── GIVEN RECORDS

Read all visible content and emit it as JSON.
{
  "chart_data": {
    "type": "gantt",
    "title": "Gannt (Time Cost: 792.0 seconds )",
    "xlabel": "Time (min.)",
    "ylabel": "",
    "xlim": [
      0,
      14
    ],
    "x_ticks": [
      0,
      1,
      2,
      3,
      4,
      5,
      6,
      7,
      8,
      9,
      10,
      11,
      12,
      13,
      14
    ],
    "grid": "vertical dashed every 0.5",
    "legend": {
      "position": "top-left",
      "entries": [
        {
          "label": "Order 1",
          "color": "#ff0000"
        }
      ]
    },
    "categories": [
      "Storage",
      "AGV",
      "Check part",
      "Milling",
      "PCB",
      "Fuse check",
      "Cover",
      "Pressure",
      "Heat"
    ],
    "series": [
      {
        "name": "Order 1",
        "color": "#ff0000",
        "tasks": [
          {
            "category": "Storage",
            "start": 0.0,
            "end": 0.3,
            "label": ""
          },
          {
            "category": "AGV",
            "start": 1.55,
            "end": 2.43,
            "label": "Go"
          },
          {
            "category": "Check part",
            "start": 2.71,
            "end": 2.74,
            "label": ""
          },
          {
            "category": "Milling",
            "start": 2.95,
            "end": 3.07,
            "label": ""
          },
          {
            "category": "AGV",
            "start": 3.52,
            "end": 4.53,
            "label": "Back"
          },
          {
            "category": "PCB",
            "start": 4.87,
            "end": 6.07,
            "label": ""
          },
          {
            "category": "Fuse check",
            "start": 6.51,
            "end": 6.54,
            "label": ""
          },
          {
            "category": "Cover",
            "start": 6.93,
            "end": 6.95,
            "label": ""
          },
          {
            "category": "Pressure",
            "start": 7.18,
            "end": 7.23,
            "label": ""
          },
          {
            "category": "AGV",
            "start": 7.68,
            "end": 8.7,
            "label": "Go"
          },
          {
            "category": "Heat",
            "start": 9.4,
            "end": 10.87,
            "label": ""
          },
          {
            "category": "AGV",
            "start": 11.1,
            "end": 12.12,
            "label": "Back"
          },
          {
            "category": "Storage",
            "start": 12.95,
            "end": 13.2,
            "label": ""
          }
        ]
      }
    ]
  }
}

────

§ **WHAT THE EXERCISE ASKS**
The entries above should be repeated exactly, every one of them.

§ **ANSWER TO THE EXERCISE**
Read all visible content and emit it as JSON.
{
  "chart_data": {
    "type": "gantt",
    "title": "Gannt (Time Cost: 792.0 seconds )",
    "xlabel": "Time (min.)",
    "ylabel": "",
    "xlim": [
      0,
      14
    ],
    "x_ticks": [
      0,
      1,
      2,
      3,
      4,
      5,
      6,
      7,
      8,
      9,
      10,
      11,
      12,
      13,
      14
    ],
    "grid": "vertical dashed every 0.5",
    "legend": {
      "position": "top-left",
      "entries": [
        {
          "label": "Order 1",
          "color": "#ff0000"
        }
      ]
    },
    "categories": [
      "Storage",
      "AGV",
      "Check part",
      "Milling",
      "PCB",
      "Fuse check",
      "Cover",
      "Pressure",
      "Heat"
    ],
    "series": [
      {
        "name": "Order 1",
        "color": "#ff0000",
        "tasks": [
          {
            "category": "Storage",
            "start": 0.0,
            "end": 0.3,
            "label": ""
          },
          {
            "category": "AGV",
            "start": 1.55,
            "end": 2.43,
            "label": "Go"
          },
          {
            "category": "Check part",
            "start": 2.71,
            "end": 2.74,
            "label": ""
          },
          {
            "category": "Milling",
            "start": 2.95,
            "end": 3.07,
            "label": ""
          },
          {
            "category": "AGV",
            "start": 3.52,
            "end": 4.53,
            "label": "Back"
          },
          {
            "category": "PCB",
            "start": 4.87,
            "end": 6.07,
            "label": ""
          },
          {
            "category": "Fuse check",
            "start": 6.51,
            "end": 6.54,
            "label": ""
          },
          {
            "category": "Cover",
            "start": 6.93,
            "end": 6.95,
            "label": ""
          },
          {
            "category": "Pressure",
            "start": 7.18,
            "end": 7.23,
            "label": ""
          },
          {
            "category": "AGV",
            "start": 7.68,
            "end": 8.7,
            "label": "Go"
          },
          {
            "category": "Heat",
            "start": 9.4,
            "end": 10.87,
            "label": ""
          },
          {
            "category": "AGV",
            "start": 11.1,
            "end": 12.12,
            "label": "Back"
          },
          {
            "category": "Storage",
            "start": 12.95,
            "end": 13.2,
            "label": ""
          }
        ]
      }
    ]
  }
}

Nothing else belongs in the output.